## Records for processing:
***

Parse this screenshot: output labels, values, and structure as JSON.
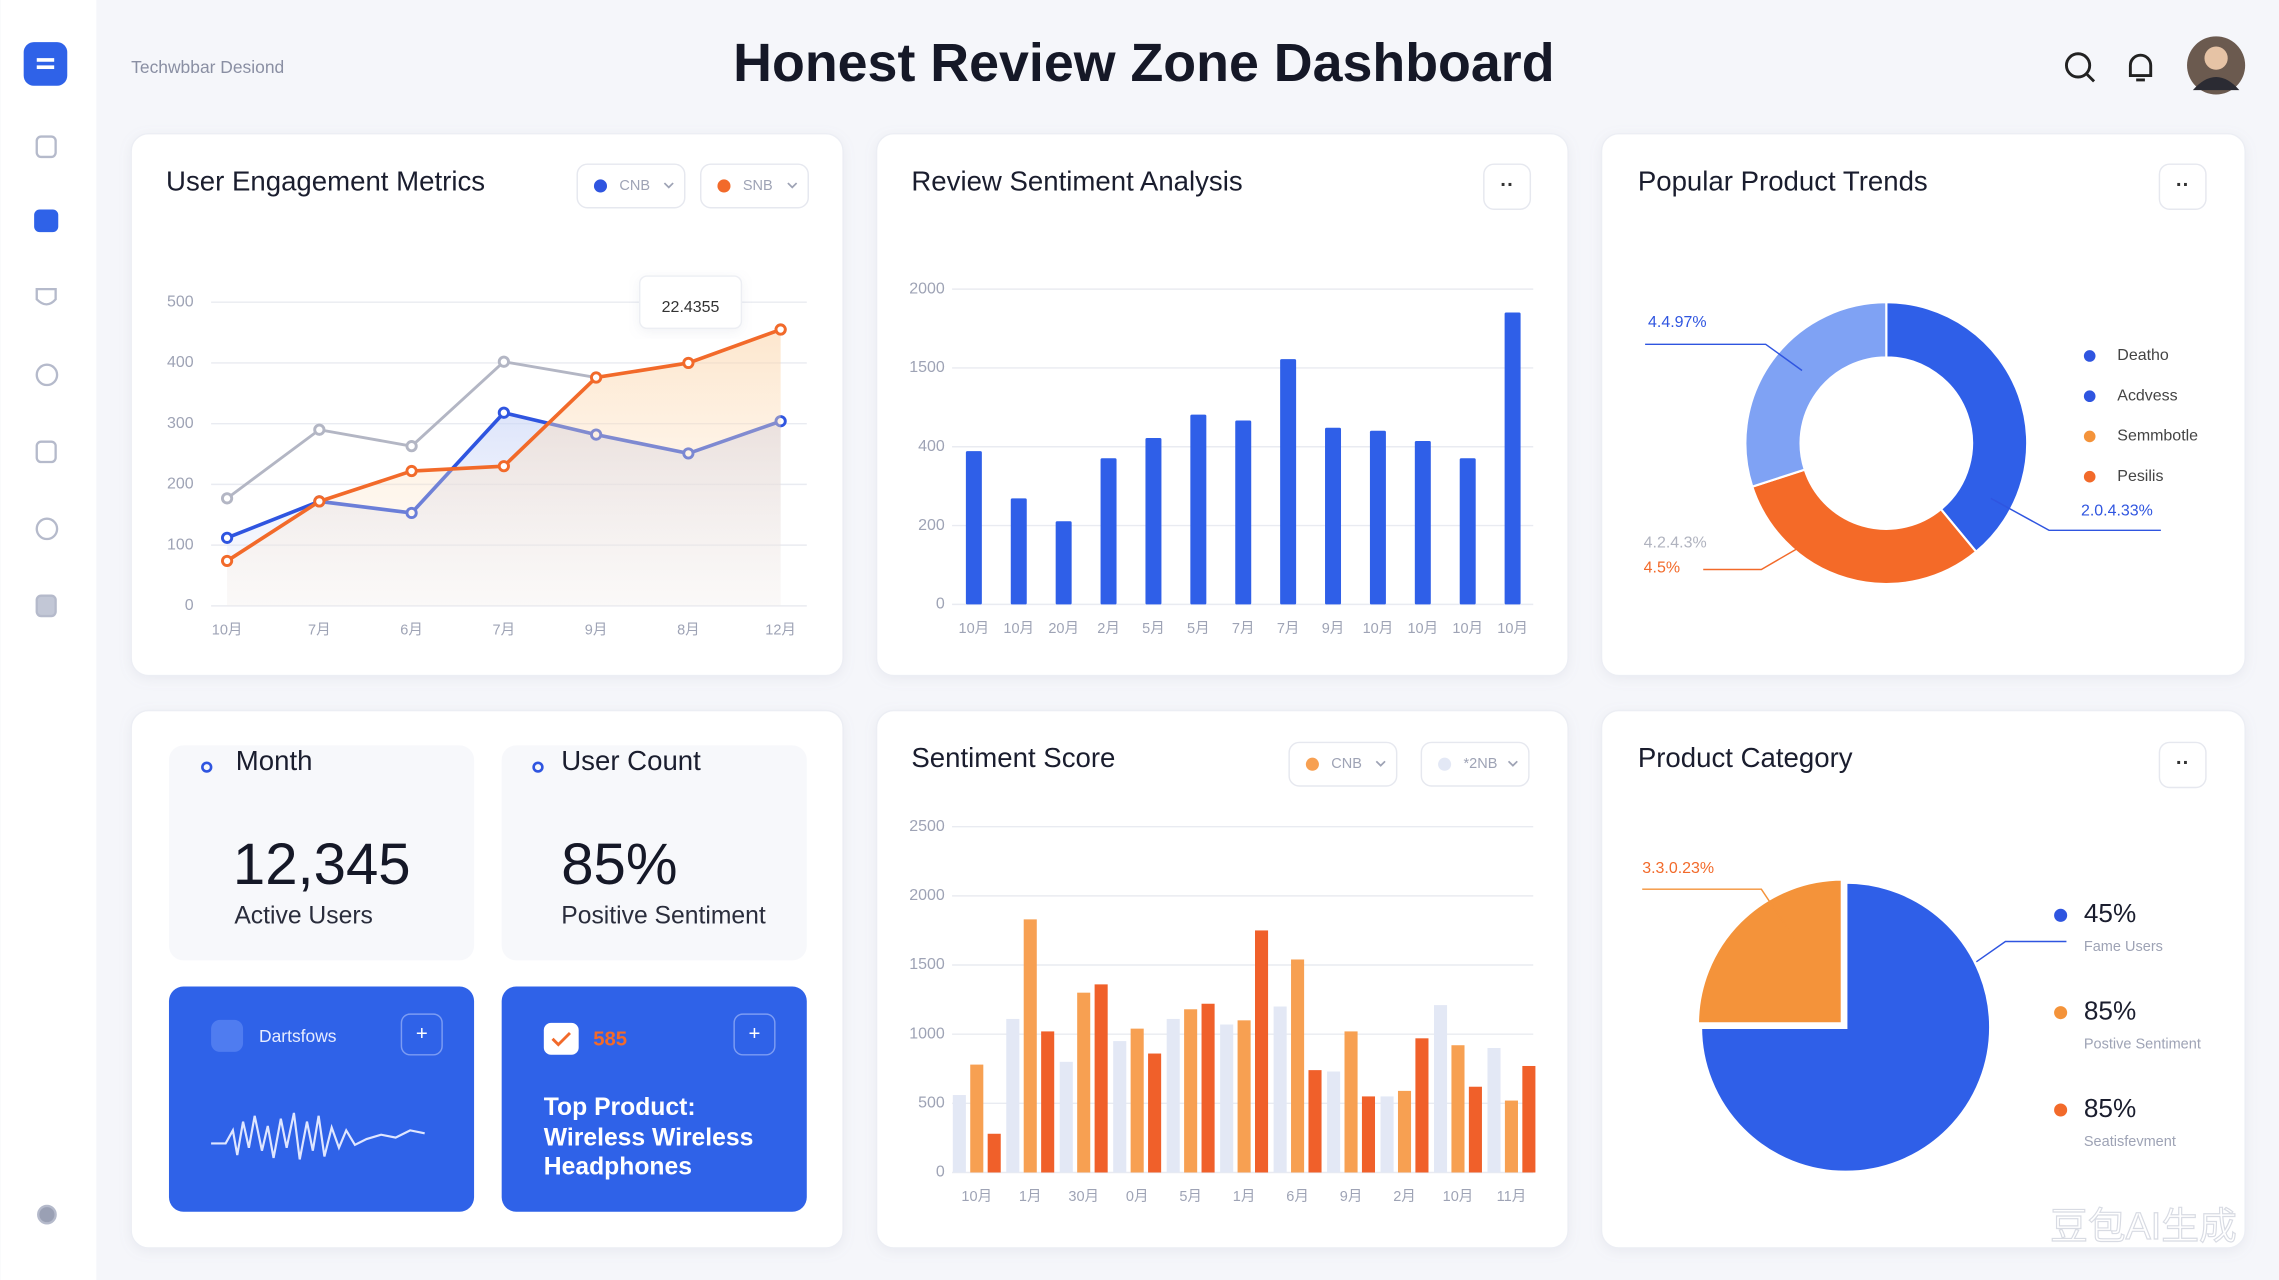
{
  "header": {
    "brand": "Techwbbar Desiond",
    "title": "Honest Review Zone Dashboard"
  },
  "chart_data": [
    {
      "type": "line",
      "title": "User Engagement Metrics",
      "tooltip": "22.4355",
      "categories": [
        "10月",
        "7月",
        "6月",
        "7月",
        "9月",
        "8月",
        "12月"
      ],
      "series": [
        {
          "color": "#b3b6c4",
          "values": [
            177,
            290,
            263,
            402,
            376,
            400,
            455
          ]
        },
        {
          "name": "CNB",
          "color": "#2f55e0",
          "values": [
            112,
            172,
            153,
            318,
            282,
            251,
            304
          ]
        },
        {
          "name": "SNB",
          "color": "#f26a2a",
          "values": [
            74,
            172,
            222,
            230,
            376,
            400,
            455
          ]
        }
      ],
      "ylim": [
        0,
        500
      ],
      "yticks": [
        0,
        100,
        200,
        300,
        400,
        500
      ],
      "grid": true
    },
    {
      "type": "bar",
      "title": "Review Sentiment Analysis",
      "categories": [
        "10月",
        "10月",
        "20月",
        "2月",
        "5月",
        "5月",
        "7月",
        "7月",
        "9月",
        "10月",
        "10月",
        "10月",
        "10月"
      ],
      "values": [
        389,
        269,
        211,
        371,
        522,
        848,
        767,
        1556,
        665,
        624,
        481,
        371,
        1852
      ],
      "color": "#2f5fe8",
      "ylim": [
        0,
        2000
      ],
      "yticks": [
        0,
        200,
        400,
        1500,
        2000
      ],
      "tick_spaced": true,
      "grid": true
    },
    {
      "type": "donut",
      "title": "Popular Product Trends",
      "values": [
        39,
        31,
        30
      ],
      "colors": [
        "#2f5fe8",
        "#f46a28",
        "#7fa2f4"
      ],
      "annotations": [
        "4.4.97%",
        "4.2.4.3%",
        "4.5%",
        "2.0.4.33%"
      ],
      "legend": [
        {
          "label": "Deatho",
          "color": "#2f55e0"
        },
        {
          "label": "Acdvess",
          "color": "#2f55e0"
        },
        {
          "label": "Semmbotle",
          "color": "#f4933a"
        },
        {
          "label": "Pesilis",
          "color": "#f26a2a"
        }
      ]
    },
    {
      "type": "grouped-bar",
      "title": "Sentiment Score",
      "categories": [
        "10月",
        "1月",
        "30月",
        "0月",
        "5月",
        "1月",
        "6月",
        "9月",
        "2月",
        "10月",
        "11月"
      ],
      "series": [
        {
          "name": "CNB",
          "color": "#f7a052",
          "values": [
            780,
            1830,
            1300,
            1040,
            1180,
            1100,
            1540,
            1020,
            590,
            920,
            520
          ]
        },
        {
          "name": "*2NB",
          "color": "#e3e8f5",
          "values": [
            560,
            1110,
            800,
            950,
            1110,
            1070,
            1200,
            730,
            550,
            1210,
            900
          ]
        },
        {
          "color": "#f0602a",
          "values": [
            280,
            1020,
            1360,
            860,
            1220,
            1750,
            740,
            550,
            970,
            620,
            770
          ]
        }
      ],
      "ylim": [
        0,
        2500
      ],
      "yticks": [
        0,
        500,
        1000,
        1500,
        2000,
        2500
      ],
      "grid": true
    },
    {
      "type": "pie",
      "title": "Product Category",
      "values": [
        75,
        25
      ],
      "colors": [
        "#2f5fe8",
        "#f4933a"
      ],
      "annotation": "3.3.0.23%",
      "legend": [
        {
          "label": "45%",
          "sublabel": "Fame Users",
          "color": "#2f55e0"
        },
        {
          "label": "85%",
          "sublabel": "Postive Sentiment",
          "color": "#f4933a"
        },
        {
          "label": "85%",
          "sublabel": "Seatisfevment",
          "color": "#f26a2a"
        }
      ]
    }
  ],
  "stats": [
    {
      "title": "Month",
      "value": "12,345",
      "caption": "Active Users"
    },
    {
      "title": "User Count",
      "value": "85%",
      "caption": "Positive Sentiment"
    }
  ],
  "promos": [
    {
      "label": "Dartsfows"
    },
    {
      "badge": "585",
      "lines": [
        "Top Product:",
        "Wireless Wireless",
        "Headphones"
      ]
    }
  ],
  "watermark": "豆包AI生成"
}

***

## Work instructions:
All records must be output exactly as they are, except for the pictures, which are left out.

## Task response:
Parse this screenshot: output labels, values, and structure as JSON.
{
  "header": {
    "brand": "Techwbbar Desiond",
    "title": "Honest Review Zone Dashboard"
  },
  "chart_data": [
    {
      "type": "line",
      "title": "User Engagement Metrics",
      "tooltip": "22.4355",
      "categories": [
        "10月",
        "7月",
        "6月",
        "7月",
        "9月",
        "8月",
        "12月"
      ],
      "series": [
        {
          "color": "#b3b6c4",
          "values": [
            177,
            290,
            263,
            402,
            376,
            400,
            455
          ]
        },
        {
          "name": "CNB",
          "color": "#2f55e0",
          "values": [
            112,
            172,
            153,
            318,
            282,
            251,
            304
          ]
        },
        {
          "name": "SNB",
          "color": "#f26a2a",
          "values": [
            74,
            172,
            222,
            230,
            376,
            400,
            455
          ]
        }
      ],
      "ylim": [
        0,
        500
      ],
      "yticks": [
        0,
        100,
        200,
        300,
        400,
        500
      ],
      "grid": true
    },
    {
      "type": "bar",
      "title": "Review Sentiment Analysis",
      "categories": [
        "10月",
        "10月",
        "20月",
        "2月",
        "5月",
        "5月",
        "7月",
        "7月",
        "9月",
        "10月",
        "10月",
        "10月",
        "10月"
      ],
      "values": [
        389,
        269,
        211,
        371,
        522,
        848,
        767,
        1556,
        665,
        624,
        481,
        371,
        1852
      ],
      "color": "#2f5fe8",
      "ylim": [
        0,
        2000
      ],
      "yticks": [
        0,
        200,
        400,
        1500,
        2000
      ],
      "tick_spaced": true,
      "grid": true
    },
    {
      "type": "donut",
      "title": "Popular Product Trends",
      "values": [
        39,
        31,
        30
      ],
      "colors": [
        "#2f5fe8",
        "#f46a28",
        "#7fa2f4"
      ],
      "annotations": [
        "4.4.97%",
        "4.2.4.3%",
        "4.5%",
        "2.0.4.33%"
      ],
      "legend": [
        {
          "label": "Deatho",
          "color": "#2f55e0"
        },
        {
          "label": "Acdvess",
          "color": "#2f55e0"
        },
        {
          "label": "Semmbotle",
          "color": "#f4933a"
        },
        {
          "label": "Pesilis",
          "color": "#f26a2a"
        }
      ]
    },
    {
      "type": "grouped-bar",
      "title": "Sentiment Score",
      "categories": [
        "10月",
        "1月",
        "30月",
        "0月",
        "5月",
        "1月",
        "6月",
        "9月",
        "2月",
        "10月",
        "11月"
      ],
      "series": [
        {
          "name": "CNB",
          "color": "#f7a052",
          "values": [
            780,
            1830,
            1300,
            1040,
            1180,
            1100,
            1540,
            1020,
            590,
            920,
            520
          ]
        },
        {
          "name": "*2NB",
          "color": "#e3e8f5",
          "values": [
            560,
            1110,
            800,
            950,
            1110,
            1070,
            1200,
            730,
            550,
            1210,
            900
          ]
        },
        {
          "color": "#f0602a",
          "values": [
            280,
            1020,
            1360,
            860,
            1220,
            1750,
            740,
            550,
            970,
            620,
            770
          ]
        }
      ],
      "ylim": [
        0,
        2500
      ],
      "yticks": [
        0,
        500,
        1000,
        1500,
        2000,
        2500
      ],
      "grid": true
    },
    {
      "type": "pie",
      "title": "Product Category",
      "values": [
        75,
        25
      ],
      "colors": [
        "#2f5fe8",
        "#f4933a"
      ],
      "annotation": "3.3.0.23%",
      "legend": [
        {
          "label": "45%",
          "sublabel": "Fame Users",
          "color": "#2f55e0"
        },
        {
          "label": "85%",
          "sublabel": "Postive Sentiment",
          "color": "#f4933a"
        },
        {
          "label": "85%",
          "sublabel": "Seatisfevment",
          "color": "#f26a2a"
        }
      ]
    }
  ],
  "stats": [
    {
      "title": "Month",
      "value": "12,345",
      "caption": "Active Users"
    },
    {
      "title": "User Count",
      "value": "85%",
      "caption": "Positive Sentiment"
    }
  ],
  "promos": [
    {
      "label": "Dartsfows"
    },
    {
      "badge": "585",
      "lines": [
        "Top Product:",
        "Wireless Wireless",
        "Headphones"
      ]
    }
  ],
  "watermark": "豆包AI生成"
}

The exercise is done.